• Your objective: Only a number is wanted. Count the lines holding the string "Mountain".

• Data listing:
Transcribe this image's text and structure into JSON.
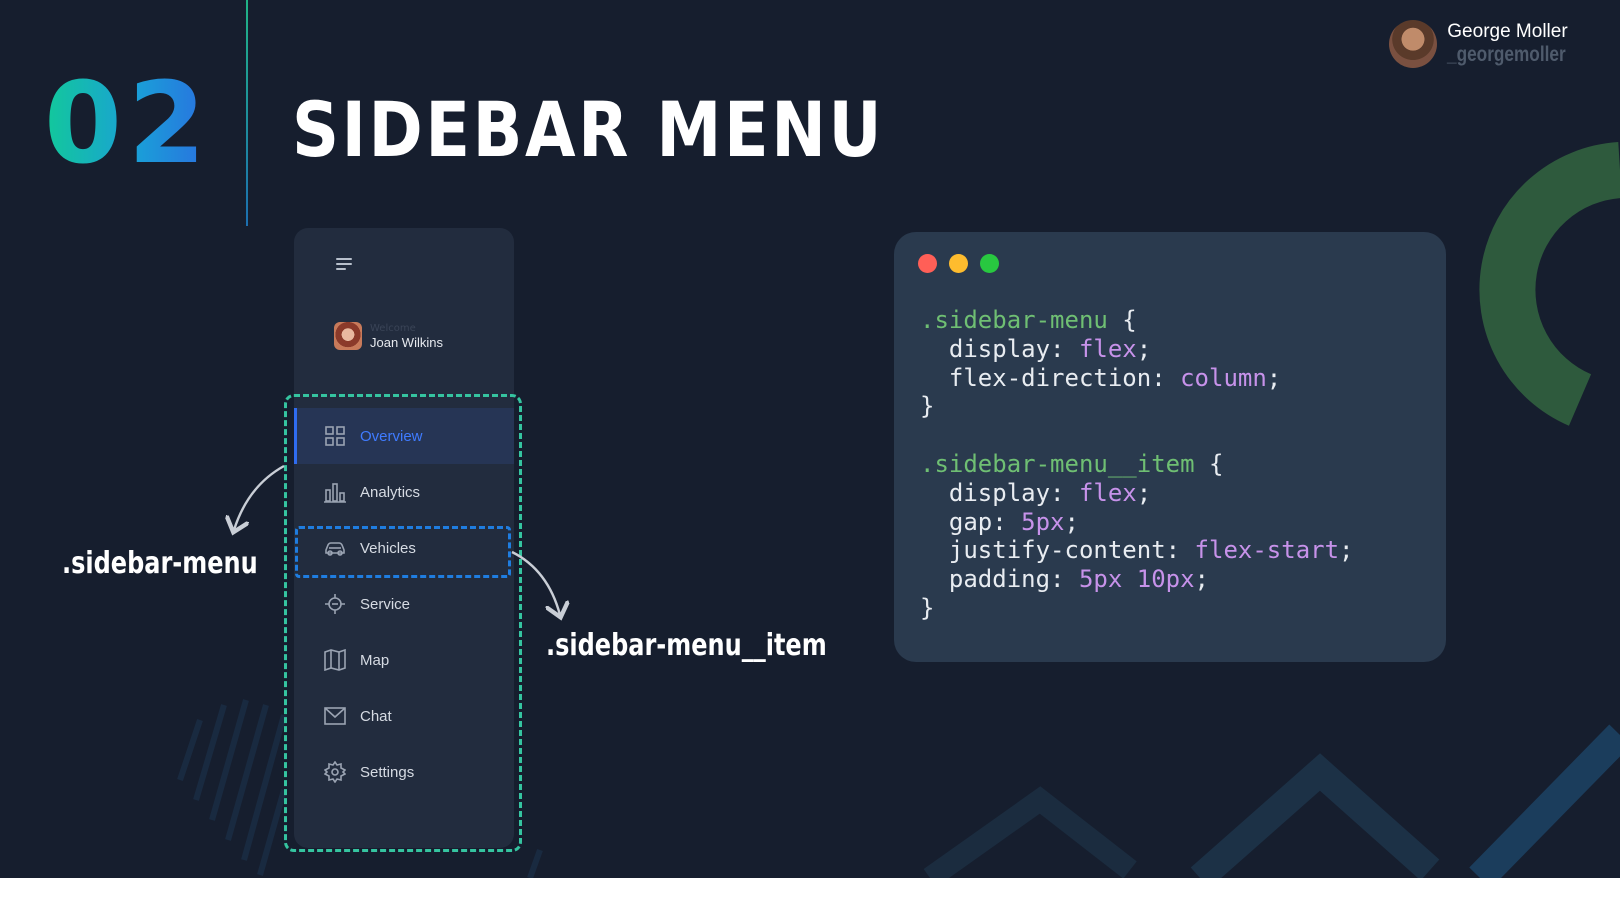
{
  "slide": {
    "number": "02",
    "title": "SIDEBAR MENU"
  },
  "author": {
    "name": "George Moller",
    "handle": "_georgemoller"
  },
  "sidebar": {
    "user": {
      "welcome": "Welcome",
      "name": "Joan Wilkins"
    },
    "items": [
      {
        "label": "Overview",
        "icon": "grid-icon",
        "active": true
      },
      {
        "label": "Analytics",
        "icon": "bar-chart-icon",
        "active": false
      },
      {
        "label": "Vehicles",
        "icon": "car-icon",
        "active": false
      },
      {
        "label": "Service",
        "icon": "wrench-icon",
        "active": false
      },
      {
        "label": "Map",
        "icon": "map-icon",
        "active": false
      },
      {
        "label": "Chat",
        "icon": "envelope-icon",
        "active": false
      },
      {
        "label": "Settings",
        "icon": "gear-icon",
        "active": false
      }
    ]
  },
  "labels": {
    "menu": ".sidebar-menu",
    "item": ".sidebar-menu__item"
  },
  "code": {
    "block1": {
      "selector": ".sidebar-menu",
      "open": " {",
      "l1_prop": "  display: ",
      "l1_val": "flex",
      "l2_prop": "  flex-direction: ",
      "l2_val": "column",
      "close": "}"
    },
    "block2": {
      "selector": ".sidebar-menu__item",
      "open": " {",
      "l1_prop": "  display: ",
      "l1_val": "flex",
      "l2_prop": "  gap: ",
      "l2_val": "5px",
      "l3_prop": "  justify-content: ",
      "l3_val": "flex-start",
      "l4_prop": "  padding: ",
      "l4_val": "5px 10px",
      "close": "}"
    },
    "semicolon": ";"
  },
  "colors": {
    "background": "#161e2e",
    "accent_green": "#35c4a0",
    "accent_blue": "#1f7de0",
    "code_selector": "#6fbf73",
    "code_value": "#c792ea",
    "window_red": "#ff5f57",
    "window_yellow": "#febc2e",
    "window_green": "#28c840"
  }
}
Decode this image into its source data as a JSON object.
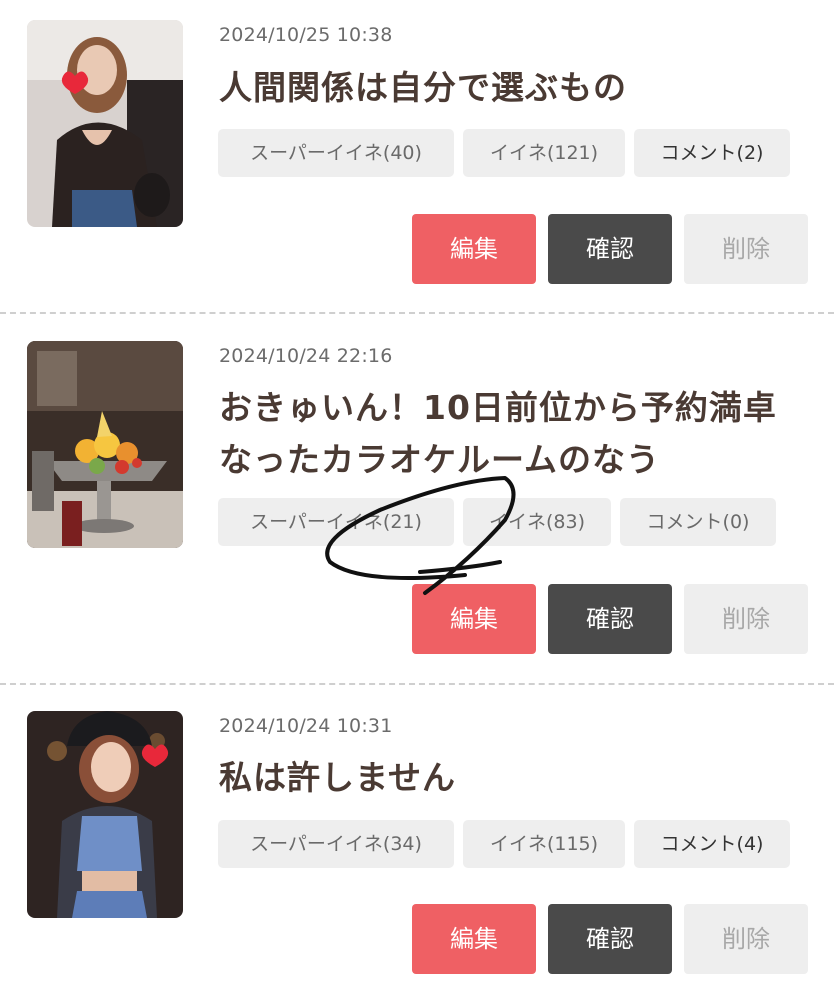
{
  "colors": {
    "edit": "#ef6064",
    "confirm": "#4a4a4a",
    "delete_bg": "#eeeeee",
    "chip_bg": "#eeeeee",
    "title": "#4a3a33"
  },
  "posts": [
    {
      "date": "2024/10/25 10:38",
      "title_lines": [
        "人間関係は自分で選ぶもの"
      ],
      "super_like": "スーパーイイネ(40)",
      "like": "イイネ(121)",
      "comment": "コメント(2)",
      "edit": "編集",
      "confirm": "確認",
      "delete": "削除"
    },
    {
      "date": "2024/10/24 22:16",
      "title_lines": [
        "おきゅいん！10日前位から予約満卓",
        "なったカラオケルームのなう"
      ],
      "super_like": "スーパーイイネ(21)",
      "like": "イイネ(83)",
      "comment": "コメント(0)",
      "edit": "編集",
      "confirm": "確認",
      "delete": "削除"
    },
    {
      "date": "2024/10/24 10:31",
      "title_lines": [
        "私は許しません"
      ],
      "super_like": "スーパーイイネ(34)",
      "like": "イイネ(115)",
      "comment": "コメント(4)",
      "edit": "編集",
      "confirm": "確認",
      "delete": "削除"
    }
  ]
}
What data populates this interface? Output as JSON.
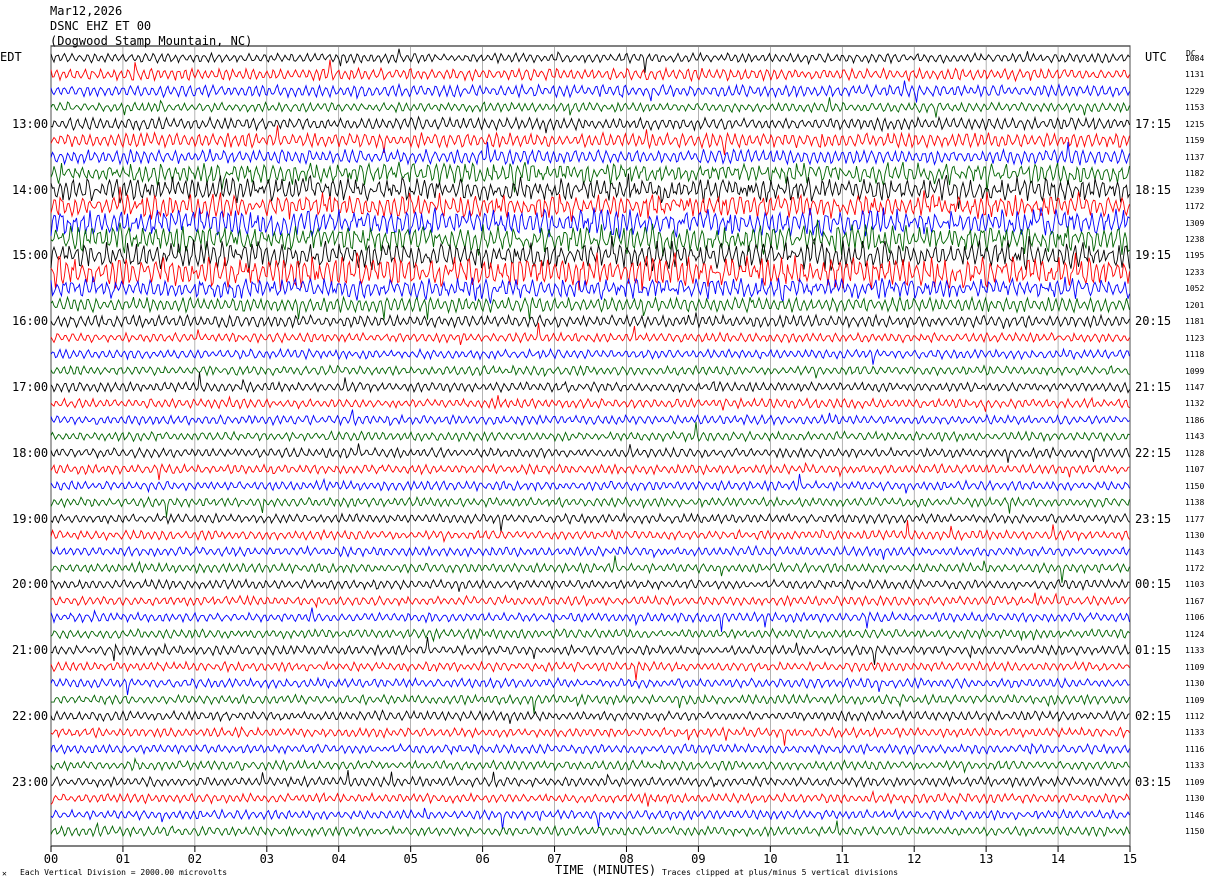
{
  "header": {
    "date": "Mar12,2026",
    "station": "DSNC EHZ ET 00",
    "location": "(Dogwood Stamp Mountain, NC)"
  },
  "left_axis_title": "EDT",
  "right_axis_title": "UTC",
  "dc_title": "DC",
  "left_hour_labels": [
    "13:00",
    "14:00",
    "15:00",
    "16:00",
    "17:00",
    "18:00",
    "19:00",
    "20:00",
    "21:00",
    "22:00",
    "23:00"
  ],
  "right_hour_labels": [
    "17:15",
    "18:15",
    "19:15",
    "20:15",
    "21:15",
    "22:15",
    "23:15",
    "00:15",
    "01:15",
    "02:15",
    "03:15"
  ],
  "footer": {
    "scale_note": "Each Vertical Division = 2000.00 microvolts",
    "x_title": "TIME (MINUTES)",
    "clip_note": "Traces clipped at plus/minus 5 vertical divisions"
  },
  "colors": {
    "cycle": [
      "#000000",
      "#ff0000",
      "#0000ff",
      "#006400"
    ],
    "grid": "#808080"
  },
  "chart_data": {
    "type": "line",
    "title": "DSNC EHZ ET 00 (Dogwood Stamp Mountain, NC) Mar12,2026",
    "xlabel": "TIME (MINUTES)",
    "x_ticks": [
      "00",
      "01",
      "02",
      "03",
      "04",
      "05",
      "06",
      "07",
      "08",
      "09",
      "10",
      "11",
      "12",
      "13",
      "14",
      "15"
    ],
    "xlim": [
      0,
      15
    ],
    "trace_minutes": 15,
    "trace_count": 48,
    "first_trace_start_edt": "12:00",
    "dc_offsets": [
      1084,
      1131,
      1229,
      1153,
      1215,
      1159,
      1137,
      1182,
      1239,
      1172,
      1309,
      1238,
      1195,
      1233,
      1052,
      1201,
      1181,
      1123,
      1118,
      1099,
      1147,
      1132,
      1186,
      1143,
      1128,
      1107,
      1150,
      1138,
      1177,
      1130,
      1143,
      1172,
      1103,
      1167,
      1106,
      1124,
      1133,
      1109,
      1130,
      1109,
      1112,
      1133,
      1116,
      1133,
      1109,
      1130,
      1146,
      1150
    ],
    "relative_noise_level": [
      2,
      3,
      3,
      2,
      3,
      4,
      4,
      5,
      6,
      6,
      7,
      7,
      7,
      8,
      5,
      4,
      3,
      2,
      2,
      2,
      2,
      2,
      2,
      2,
      2,
      2,
      2,
      2,
      2,
      2,
      2,
      2,
      2,
      2,
      2,
      2,
      2,
      2,
      2,
      2,
      2,
      2,
      2,
      2,
      2,
      2,
      2,
      2
    ],
    "clip_divisions": 5,
    "microvolts_per_division": 2000
  }
}
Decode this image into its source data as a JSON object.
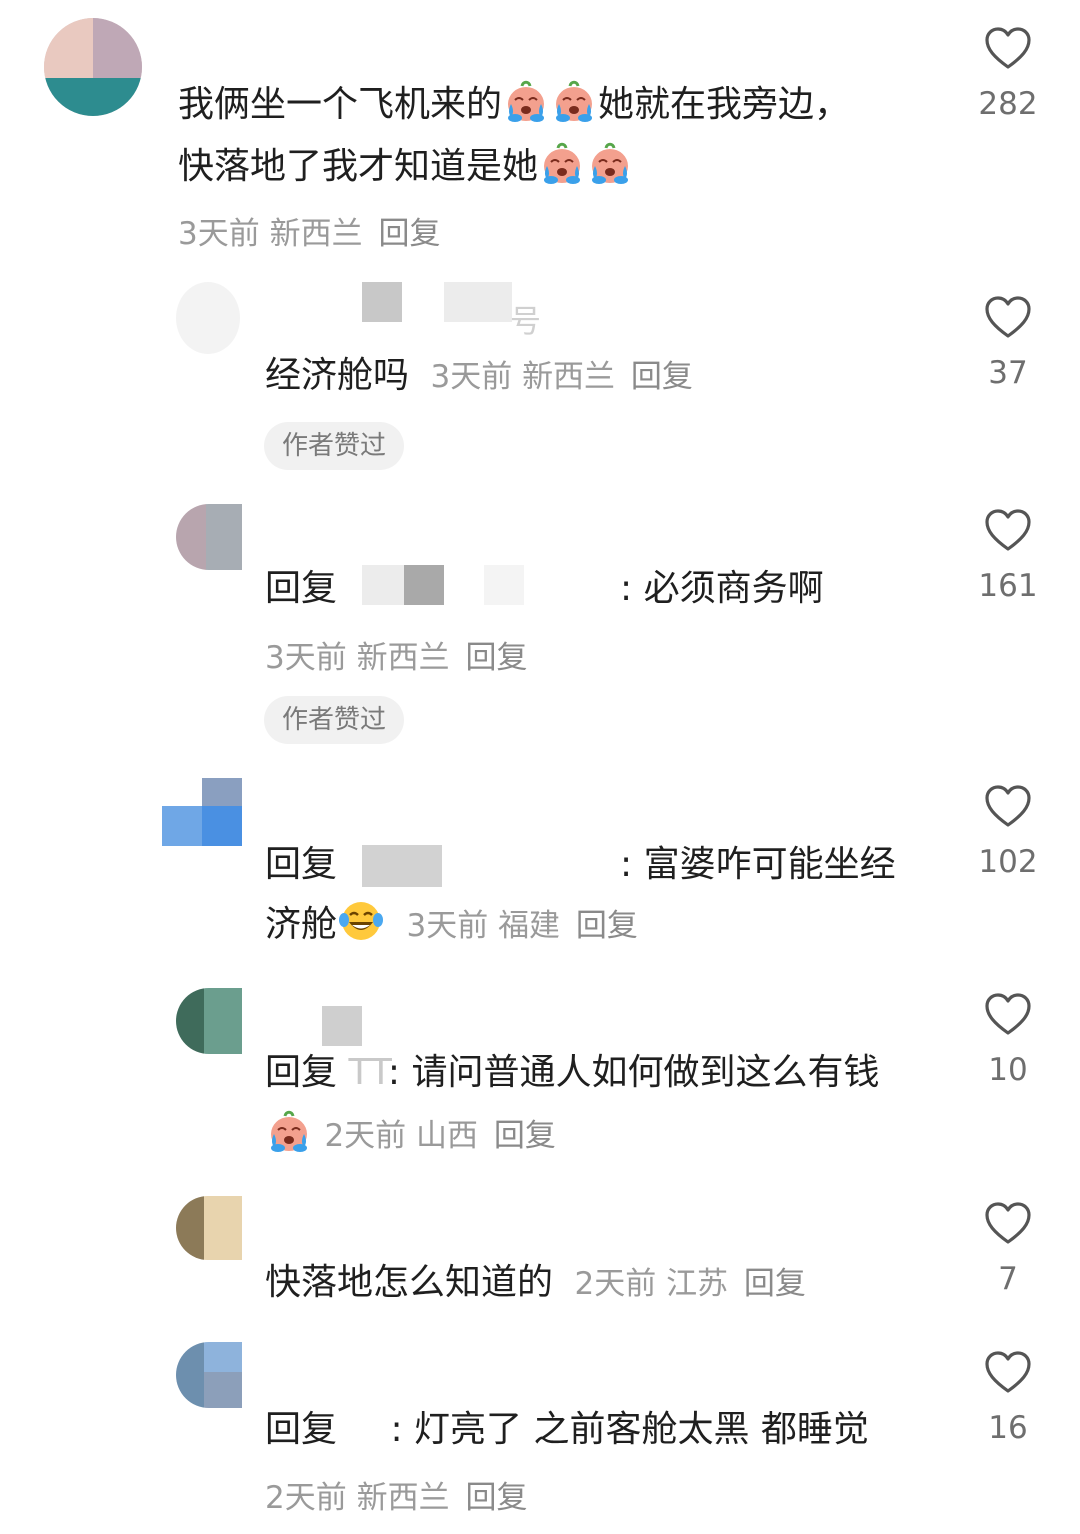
{
  "comments": [
    {
      "text_line1": "我俩坐一个飞机来的",
      "text_line1b": "她就在我旁边，",
      "text_line2": "快落地了我才知道是她",
      "time": "3天前",
      "location": "新西兰",
      "reply_label": "回复",
      "likes": "282"
    }
  ],
  "replies": [
    {
      "username_suffix": "号",
      "text": "经济舱吗",
      "time": "3天前",
      "location": "新西兰",
      "reply_label": "回复",
      "badge": "作者赞过",
      "likes": "37"
    },
    {
      "prefix": "回复",
      "text": ": 必须商务啊",
      "time": "3天前",
      "location": "新西兰",
      "reply_label": "回复",
      "badge": "作者赞过",
      "likes": "161"
    },
    {
      "prefix": "回复",
      "text_line1": ": 富婆咋可能坐经",
      "text_line2": "济舱",
      "time": "3天前",
      "location": "福建",
      "reply_label": "回复",
      "likes": "102"
    },
    {
      "prefix": "回复",
      "mention": "TT",
      "text_line1": ": 请问普通人如何做到这么有钱",
      "time": "2天前",
      "location": "山西",
      "reply_label": "回复",
      "likes": "10"
    },
    {
      "text": "快落地怎么知道的",
      "time": "2天前",
      "location": "江苏",
      "reply_label": "回复",
      "likes": "7"
    },
    {
      "prefix": "回复",
      "text": ": 灯亮了 之前客舱太黑 都睡觉",
      "time": "2天前",
      "location": "新西兰",
      "reply_label": "回复",
      "likes": "16"
    }
  ],
  "icons": {
    "like": "heart-outline-icon",
    "emoji_cry": "crying-emoji-icon",
    "emoji_laugh": "tears-of-joy-emoji-icon"
  },
  "colors": {
    "text": "#1f1f1f",
    "meta": "#9a9a9a",
    "badge_bg": "#f1f1f1"
  }
}
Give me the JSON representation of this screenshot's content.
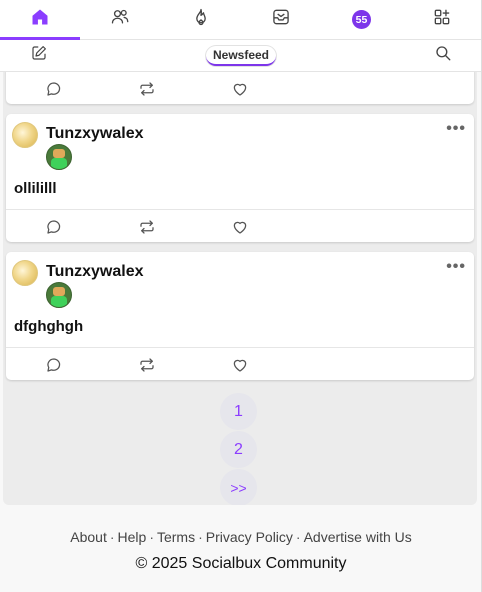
{
  "nav": {
    "badge_count": "55",
    "accent_color": "#8b3dff",
    "tabs": [
      {
        "icon": "home-icon",
        "active": true
      },
      {
        "icon": "friends-icon",
        "active": false
      },
      {
        "icon": "trending-fire-icon",
        "active": false
      },
      {
        "icon": "messages-icon",
        "active": false
      },
      {
        "icon": "notifications-badge",
        "active": false
      },
      {
        "icon": "apps-grid-icon",
        "active": false
      }
    ]
  },
  "subbar": {
    "compose_icon": "compose-icon",
    "title": "Newsfeed",
    "search_icon": "search-icon"
  },
  "posts": [
    {
      "author": "Tunzxywalex",
      "content": "ollililll"
    },
    {
      "author": "Tunzxywalex",
      "content": "dfghghgh"
    }
  ],
  "post_actions": [
    "comment-icon",
    "repost-icon",
    "like-icon"
  ],
  "pagination": [
    "1",
    "2",
    ">>"
  ],
  "footer": {
    "links": [
      "About",
      "Help",
      "Terms",
      "Privacy Policy",
      "Advertise with Us"
    ],
    "separator": "·",
    "copyright": "© 2025 Socialbux Community"
  }
}
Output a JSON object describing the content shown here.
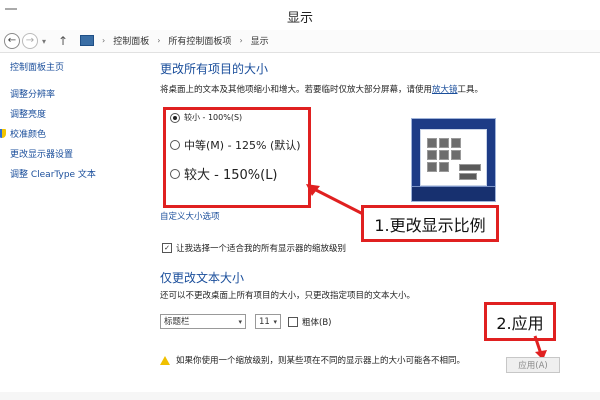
{
  "window": {
    "title": "显示"
  },
  "address": {
    "crumbs": [
      "控制面板",
      "所有控制面板项",
      "显示"
    ],
    "sep": "›"
  },
  "sidebar": {
    "home": "控制面板主页",
    "links": [
      "调整分辨率",
      "调整亮度",
      "校准颜色",
      "更改显示器设置",
      "调整 ClearType 文本"
    ]
  },
  "main": {
    "heading": "更改所有项目的大小",
    "desc_pre": "将桌面上的文本及其他项缩小和增大。若要临时仅放大部分屏幕，请使用",
    "desc_link": "放大镜",
    "desc_post": "工具。",
    "options": [
      {
        "label": "较小 - 100%(S)",
        "checked": true
      },
      {
        "label": "中等(M) - 125% (默认)",
        "checked": false
      },
      {
        "label": "较大 - 150%(L)",
        "checked": false
      }
    ],
    "custom_link": "自定义大小选项",
    "let_choose": "让我选择一个适合我的所有显示器的缩放级别",
    "heading2": "仅更改文本大小",
    "desc2": "还可以不更改桌面上所有项目的大小，只更改指定项目的文本大小。",
    "item_select": "标题栏",
    "size_select": "11",
    "bold_label": "粗体(B)",
    "warning": "如果你使用一个缩放级别，则某些项在不同的显示器上的大小可能各不相同。",
    "apply": "应用(A)"
  },
  "annotations": {
    "callout1": "1.更改显示比例",
    "callout2": "2.应用",
    "color": "#e02020"
  },
  "icons": [
    "back-icon",
    "forward-icon",
    "up-icon",
    "monitor-icon",
    "shield-icon",
    "warning-icon"
  ]
}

• Exercise solution: 2